- Exercise brief
Will you quote all of the entries, word for word?

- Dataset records

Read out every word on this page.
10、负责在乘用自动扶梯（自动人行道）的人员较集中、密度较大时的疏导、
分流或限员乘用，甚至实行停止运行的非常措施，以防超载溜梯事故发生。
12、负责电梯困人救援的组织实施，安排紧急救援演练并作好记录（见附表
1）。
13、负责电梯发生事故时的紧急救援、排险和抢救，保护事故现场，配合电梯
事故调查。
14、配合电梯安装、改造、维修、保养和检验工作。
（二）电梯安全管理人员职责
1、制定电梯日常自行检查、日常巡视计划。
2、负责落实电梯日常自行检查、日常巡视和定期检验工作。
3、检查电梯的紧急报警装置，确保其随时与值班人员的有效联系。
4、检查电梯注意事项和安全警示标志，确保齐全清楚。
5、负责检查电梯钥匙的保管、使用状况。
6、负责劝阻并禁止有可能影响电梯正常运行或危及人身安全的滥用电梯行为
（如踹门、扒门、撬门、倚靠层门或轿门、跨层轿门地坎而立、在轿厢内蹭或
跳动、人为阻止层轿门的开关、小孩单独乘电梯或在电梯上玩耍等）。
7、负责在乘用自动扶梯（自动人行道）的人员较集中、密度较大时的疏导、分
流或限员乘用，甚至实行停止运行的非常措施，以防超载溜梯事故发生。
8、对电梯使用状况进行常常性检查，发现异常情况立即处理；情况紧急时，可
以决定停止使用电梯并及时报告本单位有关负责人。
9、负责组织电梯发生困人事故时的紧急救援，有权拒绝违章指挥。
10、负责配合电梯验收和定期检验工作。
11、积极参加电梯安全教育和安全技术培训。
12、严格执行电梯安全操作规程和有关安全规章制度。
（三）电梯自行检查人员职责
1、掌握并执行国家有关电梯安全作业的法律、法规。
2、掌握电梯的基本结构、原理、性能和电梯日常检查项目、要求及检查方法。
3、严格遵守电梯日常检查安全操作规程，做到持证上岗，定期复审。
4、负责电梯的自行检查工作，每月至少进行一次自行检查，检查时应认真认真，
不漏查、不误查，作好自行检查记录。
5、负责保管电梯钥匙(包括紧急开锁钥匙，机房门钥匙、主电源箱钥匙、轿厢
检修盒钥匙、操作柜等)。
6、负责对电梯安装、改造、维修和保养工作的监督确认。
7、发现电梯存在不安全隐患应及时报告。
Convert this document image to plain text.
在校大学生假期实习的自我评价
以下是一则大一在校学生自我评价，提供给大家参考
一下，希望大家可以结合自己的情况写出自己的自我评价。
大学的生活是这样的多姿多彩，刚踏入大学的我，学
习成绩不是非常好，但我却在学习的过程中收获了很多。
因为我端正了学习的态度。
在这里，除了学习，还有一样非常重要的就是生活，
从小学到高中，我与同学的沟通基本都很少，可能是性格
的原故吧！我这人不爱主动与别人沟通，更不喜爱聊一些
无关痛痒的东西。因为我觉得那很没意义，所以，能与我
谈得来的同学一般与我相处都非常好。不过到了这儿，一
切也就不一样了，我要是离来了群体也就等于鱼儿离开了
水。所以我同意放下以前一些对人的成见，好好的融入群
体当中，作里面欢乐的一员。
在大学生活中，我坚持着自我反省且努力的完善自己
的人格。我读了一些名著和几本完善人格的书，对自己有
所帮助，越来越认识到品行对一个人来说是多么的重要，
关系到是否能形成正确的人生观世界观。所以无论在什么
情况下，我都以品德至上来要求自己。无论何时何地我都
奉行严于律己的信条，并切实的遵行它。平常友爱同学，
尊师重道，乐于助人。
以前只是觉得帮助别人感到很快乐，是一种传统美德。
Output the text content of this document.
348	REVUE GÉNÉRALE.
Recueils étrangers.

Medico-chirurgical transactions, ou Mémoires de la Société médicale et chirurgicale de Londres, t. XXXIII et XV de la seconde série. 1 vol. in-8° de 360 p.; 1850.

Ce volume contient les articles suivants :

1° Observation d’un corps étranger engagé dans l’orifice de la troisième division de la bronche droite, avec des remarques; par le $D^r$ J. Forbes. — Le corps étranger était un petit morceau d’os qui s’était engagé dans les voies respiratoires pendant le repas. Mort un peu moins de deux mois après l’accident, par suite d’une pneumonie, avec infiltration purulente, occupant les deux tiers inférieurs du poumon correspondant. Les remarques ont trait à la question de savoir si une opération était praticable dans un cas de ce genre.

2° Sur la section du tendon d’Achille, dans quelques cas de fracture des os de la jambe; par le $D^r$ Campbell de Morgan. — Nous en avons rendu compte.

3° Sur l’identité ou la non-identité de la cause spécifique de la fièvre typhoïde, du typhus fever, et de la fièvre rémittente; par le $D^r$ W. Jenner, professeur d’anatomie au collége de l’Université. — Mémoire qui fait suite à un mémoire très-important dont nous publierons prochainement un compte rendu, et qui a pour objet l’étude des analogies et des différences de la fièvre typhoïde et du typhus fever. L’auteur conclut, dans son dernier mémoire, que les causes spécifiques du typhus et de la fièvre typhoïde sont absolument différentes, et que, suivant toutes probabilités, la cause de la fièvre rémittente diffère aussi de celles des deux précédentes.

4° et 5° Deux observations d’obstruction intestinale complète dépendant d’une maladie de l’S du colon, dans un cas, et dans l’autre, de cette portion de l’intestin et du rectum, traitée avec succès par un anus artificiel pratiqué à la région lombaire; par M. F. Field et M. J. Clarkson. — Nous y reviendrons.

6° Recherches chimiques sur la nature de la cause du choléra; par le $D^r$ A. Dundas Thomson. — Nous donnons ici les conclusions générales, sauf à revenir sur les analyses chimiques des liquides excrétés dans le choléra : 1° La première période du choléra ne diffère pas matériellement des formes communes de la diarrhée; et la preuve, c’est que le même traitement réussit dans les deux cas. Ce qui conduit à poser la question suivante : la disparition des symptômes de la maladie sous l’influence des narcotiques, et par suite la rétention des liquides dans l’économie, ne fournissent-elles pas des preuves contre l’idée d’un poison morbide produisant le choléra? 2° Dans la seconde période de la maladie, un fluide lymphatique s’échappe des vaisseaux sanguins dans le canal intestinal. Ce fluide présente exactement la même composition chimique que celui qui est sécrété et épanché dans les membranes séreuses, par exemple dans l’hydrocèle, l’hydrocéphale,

- Task answer
Read out every word on this page.
10、负责在乘用自动扶梯（自动人行道）的人员较集中、密度较大时的疏导、
分流或限员乘用，甚至实行停止运行的非常措施，以防超载溜梯事故发生。
12、负责电梯困人救援的组织实施，安排紧急救援演练并作好记录（见附表
1）。
13、负责电梯发生事故时的紧急救援、排险和抢救，保护事故现场，配合电梯
事故调查。
14、配合电梯安装、改造、维修、保养和检验工作。
（二）电梯安全管理人员职责
1、制定电梯日常自行检查、日常巡视计划。
2、负责落实电梯日常自行检查、日常巡视和定期检验工作。
3、检查电梯的紧急报警装置，确保其随时与值班人员的有效联系。
4、检查电梯注意事项和安全警示标志，确保齐全清楚。
5、负责检查电梯钥匙的保管、使用状况。
6、负责劝阻并禁止有可能影响电梯正常运行或危及人身安全的滥用电梯行为
（如踹门、扒门、撬门、倚靠层门或轿门、跨层轿门地坎而立、在轿厢内蹭或
跳动、人为阻止层轿门的开关、小孩单独乘电梯或在电梯上玩耍等）。
7、负责在乘用自动扶梯（自动人行道）的人员较集中、密度较大时的疏导、分
流或限员乘用，甚至实行停止运行的非常措施，以防超载溜梯事故发生。
8、对电梯使用状况进行常常性检查，发现异常情况立即处理；情况紧急时，可
以决定停止使用电梯并及时报告本单位有关负责人。
9、负责组织电梯发生困人事故时的紧急救援，有权拒绝违章指挥。
10、负责配合电梯验收和定期检验工作。
11、积极参加电梯安全教育和安全技术培训。
12、严格执行电梯安全操作规程和有关安全规章制度。
（三）电梯自行检查人员职责
1、掌握并执行国家有关电梯安全作业的法律、法规。
2、掌握电梯的基本结构、原理、性能和电梯日常检查项目、要求及检查方法。
3、严格遵守电梯日常检查安全操作规程，做到持证上岗，定期复审。
4、负责电梯的自行检查工作，每月至少进行一次自行检查，检查时应认真认真，
不漏查、不误查，作好自行检查记录。
5、负责保管电梯钥匙(包括紧急开锁钥匙，机房门钥匙、主电源箱钥匙、轿厢
检修盒钥匙、操作柜等)。
6、负责对电梯安装、改造、维修和保养工作的监督确认。
7、发现电梯存在不安全隐患应及时报告。
Convert this document image to plain text.
在校大学生假期实习的自我评价
以下是一则大一在校学生自我评价，提供给大家参考
一下，希望大家可以结合自己的情况写出自己的自我评价。
大学的生活是这样的多姿多彩，刚踏入大学的我，学
习成绩不是非常好，但我却在学习的过程中收获了很多。
因为我端正了学习的态度。
在这里，除了学习，还有一样非常重要的就是生活，
从小学到高中，我与同学的沟通基本都很少，可能是性格
的原故吧！我这人不爱主动与别人沟通，更不喜爱聊一些
无关痛痒的东西。因为我觉得那很没意义，所以，能与我
谈得来的同学一般与我相处都非常好。不过到了这儿，一
切也就不一样了，我要是离来了群体也就等于鱼儿离开了
水。所以我同意放下以前一些对人的成见，好好的融入群
体当中，作里面欢乐的一员。
在大学生活中，我坚持着自我反省且努力的完善自己
的人格。我读了一些名著和几本完善人格的书，对自己有
所帮助，越来越认识到品行对一个人来说是多么的重要，
关系到是否能形成正确的人生观世界观。所以无论在什么
情况下，我都以品德至上来要求自己。无论何时何地我都
奉行严于律己的信条，并切实的遵行它。平常友爱同学，
尊师重道，乐于助人。
以前只是觉得帮助别人感到很快乐，是一种传统美德。
Output the text content of this document.
348	REVUE GÉNÉRALE.
Recueils étrangers.

Medico-chirurgical transactions, ou Mémoires de la Société médicale et chirurgicale de Londres, t. XXXIII et XV de la seconde série. 1 vol. in-8° de 360 p.; 1850.

Ce volume contient les articles suivants :

1° Observation d’un corps étranger engagé dans l’orifice de la troisième division de la bronche droite, avec des remarques; par le $D^r$ J. Forbes. — Le corps étranger était un petit morceau d’os qui s’était engagé dans les voies respiratoires pendant le repas. Mort un peu moins de deux mois après l’accident, par suite d’une pneumonie, avec infiltration purulente, occupant les deux tiers inférieurs du poumon correspondant. Les remarques ont trait à la question de savoir si une opération était praticable dans un cas de ce genre.

2° Sur la section du tendon d’Achille, dans quelques cas de fracture des os de la jambe; par le $D^r$ Campbell de Morgan. — Nous en avons rendu compte.

3° Sur l’identité ou la non-identité de la cause spécifique de la fièvre typhoïde, du typhus fever, et de la fièvre rémittente; par le $D^r$ W. Jenner, professeur d’anatomie au collége de l’Université. — Mémoire qui fait suite à un mémoire très-important dont nous publierons prochainement un compte rendu, et qui a pour objet l’étude des analogies et des différences de la fièvre typhoïde et du typhus fever. L’auteur conclut, dans son dernier mémoire, que les causes spécifiques du typhus et de la fièvre typhoïde sont absolument différentes, et que, suivant toutes probabilités, la cause de la fièvre rémittente diffère aussi de celles des deux précédentes.

4° et 5° Deux observations d’obstruction intestinale complète dépendant d’une maladie de l’S du colon, dans un cas, et dans l’autre, de cette portion de l’intestin et du rectum, traitée avec succès par un anus artificiel pratiqué à la région lombaire; par M. F. Field et M. J. Clarkson. — Nous y reviendrons.

6° Recherches chimiques sur la nature de la cause du choléra; par le $D^r$ A. Dundas Thomson. — Nous donnons ici les conclusions générales, sauf à revenir sur les analyses chimiques des liquides excrétés dans le choléra : 1° La première période du choléra ne diffère pas matériellement des formes communes de la diarrhée; et la preuve, c’est que le même traitement réussit dans les deux cas. Ce qui conduit à poser la question suivante : la disparition des symptômes de la maladie sous l’influence des narcotiques, et par suite la rétention des liquides dans l’économie, ne fournissent-elles pas des preuves contre l’idée d’un poison morbide produisant le choléra? 2° Dans la seconde période de la maladie, un fluide lymphatique s’échappe des vaisseaux sanguins dans le canal intestinal. Ce fluide présente exactement la même composition chimique que celui qui est sécrété et épanché dans les membranes séreuses, par exemple dans l’hydrocèle, l’hydrocéphale,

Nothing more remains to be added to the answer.